> **Data listing**:

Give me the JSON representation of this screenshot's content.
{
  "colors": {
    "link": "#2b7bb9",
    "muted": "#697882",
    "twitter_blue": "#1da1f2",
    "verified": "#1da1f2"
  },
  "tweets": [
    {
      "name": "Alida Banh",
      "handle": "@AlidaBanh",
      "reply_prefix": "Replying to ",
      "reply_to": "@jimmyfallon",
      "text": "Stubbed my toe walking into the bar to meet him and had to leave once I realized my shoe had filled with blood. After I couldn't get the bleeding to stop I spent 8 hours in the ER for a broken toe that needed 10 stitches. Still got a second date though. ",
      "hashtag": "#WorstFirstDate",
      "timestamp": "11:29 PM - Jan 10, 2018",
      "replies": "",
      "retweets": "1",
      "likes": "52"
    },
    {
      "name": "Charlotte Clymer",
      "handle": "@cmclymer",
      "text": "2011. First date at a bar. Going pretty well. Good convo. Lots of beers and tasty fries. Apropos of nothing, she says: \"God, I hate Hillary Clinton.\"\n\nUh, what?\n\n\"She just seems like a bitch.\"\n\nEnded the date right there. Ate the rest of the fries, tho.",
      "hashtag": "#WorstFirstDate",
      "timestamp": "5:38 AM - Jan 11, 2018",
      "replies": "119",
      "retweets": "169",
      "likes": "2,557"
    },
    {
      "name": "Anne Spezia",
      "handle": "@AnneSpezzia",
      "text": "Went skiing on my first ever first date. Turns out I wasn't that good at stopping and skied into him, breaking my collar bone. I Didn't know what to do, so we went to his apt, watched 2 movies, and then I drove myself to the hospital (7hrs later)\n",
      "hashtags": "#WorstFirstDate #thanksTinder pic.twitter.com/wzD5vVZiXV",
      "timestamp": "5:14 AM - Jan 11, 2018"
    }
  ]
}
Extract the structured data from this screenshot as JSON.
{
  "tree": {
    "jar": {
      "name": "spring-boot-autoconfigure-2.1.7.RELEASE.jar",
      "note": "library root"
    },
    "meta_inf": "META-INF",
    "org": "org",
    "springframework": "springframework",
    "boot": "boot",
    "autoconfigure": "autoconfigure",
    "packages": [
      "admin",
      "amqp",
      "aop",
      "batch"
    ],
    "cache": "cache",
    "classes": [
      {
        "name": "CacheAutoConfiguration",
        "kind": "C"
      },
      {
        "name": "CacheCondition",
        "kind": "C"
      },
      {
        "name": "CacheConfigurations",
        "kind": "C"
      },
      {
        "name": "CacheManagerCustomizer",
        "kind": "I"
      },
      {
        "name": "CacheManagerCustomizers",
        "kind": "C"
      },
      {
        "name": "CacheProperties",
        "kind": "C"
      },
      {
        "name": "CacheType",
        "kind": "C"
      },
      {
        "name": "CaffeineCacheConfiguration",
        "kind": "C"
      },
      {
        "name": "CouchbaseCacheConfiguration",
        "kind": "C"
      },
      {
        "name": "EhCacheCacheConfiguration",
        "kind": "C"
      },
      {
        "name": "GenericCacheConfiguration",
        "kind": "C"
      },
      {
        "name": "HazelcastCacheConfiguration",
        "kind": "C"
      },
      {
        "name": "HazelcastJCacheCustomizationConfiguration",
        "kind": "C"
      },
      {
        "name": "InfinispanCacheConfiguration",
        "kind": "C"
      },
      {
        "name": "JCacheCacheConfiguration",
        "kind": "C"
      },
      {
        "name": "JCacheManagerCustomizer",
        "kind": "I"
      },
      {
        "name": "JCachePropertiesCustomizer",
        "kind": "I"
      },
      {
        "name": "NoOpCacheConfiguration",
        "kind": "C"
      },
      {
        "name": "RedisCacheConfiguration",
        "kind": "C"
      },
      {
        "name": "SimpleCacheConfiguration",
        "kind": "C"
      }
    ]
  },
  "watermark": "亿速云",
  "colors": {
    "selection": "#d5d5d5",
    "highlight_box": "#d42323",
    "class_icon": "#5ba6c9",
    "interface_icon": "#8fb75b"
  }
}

> **What this task involves**: Please reproduce each record precisely as written.

> **Solution to this task**:
Give me the JSON representation of this screenshot's content.
{
  "colors": {
    "link": "#2b7bb9",
    "muted": "#697882",
    "twitter_blue": "#1da1f2",
    "verified": "#1da1f2"
  },
  "tweets": [
    {
      "name": "Alida Banh",
      "handle": "@AlidaBanh",
      "reply_prefix": "Replying to ",
      "reply_to": "@jimmyfallon",
      "text": "Stubbed my toe walking into the bar to meet him and had to leave once I realized my shoe had filled with blood. After I couldn't get the bleeding to stop I spent 8 hours in the ER for a broken toe that needed 10 stitches. Still got a second date though. ",
      "hashtag": "#WorstFirstDate",
      "timestamp": "11:29 PM - Jan 10, 2018",
      "replies": "",
      "retweets": "1",
      "likes": "52"
    },
    {
      "name": "Charlotte Clymer",
      "handle": "@cmclymer",
      "text": "2011. First date at a bar. Going pretty well. Good convo. Lots of beers and tasty fries. Apropos of nothing, she says: \"God, I hate Hillary Clinton.\"\n\nUh, what?\n\n\"She just seems like a bitch.\"\n\nEnded the date right there. Ate the rest of the fries, tho.",
      "hashtag": "#WorstFirstDate",
      "timestamp": "5:38 AM - Jan 11, 2018",
      "replies": "119",
      "retweets": "169",
      "likes": "2,557"
    },
    {
      "name": "Anne Spezia",
      "handle": "@AnneSpezzia",
      "text": "Went skiing on my first ever first date. Turns out I wasn't that good at stopping and skied into him, breaking my collar bone. I Didn't know what to do, so we went to his apt, watched 2 movies, and then I drove myself to the hospital (7hrs later)\n",
      "hashtags": "#WorstFirstDate #thanksTinder pic.twitter.com/wzD5vVZiXV",
      "timestamp": "5:14 AM - Jan 11, 2018"
    }
  ]
}
Extract the structured data from this screenshot as JSON.
{
  "tree": {
    "jar": {
      "name": "spring-boot-autoconfigure-2.1.7.RELEASE.jar",
      "note": "library root"
    },
    "meta_inf": "META-INF",
    "org": "org",
    "springframework": "springframework",
    "boot": "boot",
    "autoconfigure": "autoconfigure",
    "packages": [
      "admin",
      "amqp",
      "aop",
      "batch"
    ],
    "cache": "cache",
    "classes": [
      {
        "name": "CacheAutoConfiguration",
        "kind": "C"
      },
      {
        "name": "CacheCondition",
        "kind": "C"
      },
      {
        "name": "CacheConfigurations",
        "kind": "C"
      },
      {
        "name": "CacheManagerCustomizer",
        "kind": "I"
      },
      {
        "name": "CacheManagerCustomizers",
        "kind": "C"
      },
      {
        "name": "CacheProperties",
        "kind": "C"
      },
      {
        "name": "CacheType",
        "kind": "C"
      },
      {
        "name": "CaffeineCacheConfiguration",
        "kind": "C"
      },
      {
        "name": "CouchbaseCacheConfiguration",
        "kind": "C"
      },
      {
        "name": "EhCacheCacheConfiguration",
        "kind": "C"
      },
      {
        "name": "GenericCacheConfiguration",
        "kind": "C"
      },
      {
        "name": "HazelcastCacheConfiguration",
        "kind": "C"
      },
      {
        "name": "HazelcastJCacheCustomizationConfiguration",
        "kind": "C"
      },
      {
        "name": "InfinispanCacheConfiguration",
        "kind": "C"
      },
      {
        "name": "JCacheCacheConfiguration",
        "kind": "C"
      },
      {
        "name": "JCacheManagerCustomizer",
        "kind": "I"
      },
      {
        "name": "JCachePropertiesCustomizer",
        "kind": "I"
      },
      {
        "name": "NoOpCacheConfiguration",
        "kind": "C"
      },
      {
        "name": "RedisCacheConfiguration",
        "kind": "C"
      },
      {
        "name": "SimpleCacheConfiguration",
        "kind": "C"
      }
    ]
  },
  "watermark": "亿速云",
  "colors": {
    "selection": "#d5d5d5",
    "highlight_box": "#d42323",
    "class_icon": "#5ba6c9",
    "interface_icon": "#8fb75b"
  }
}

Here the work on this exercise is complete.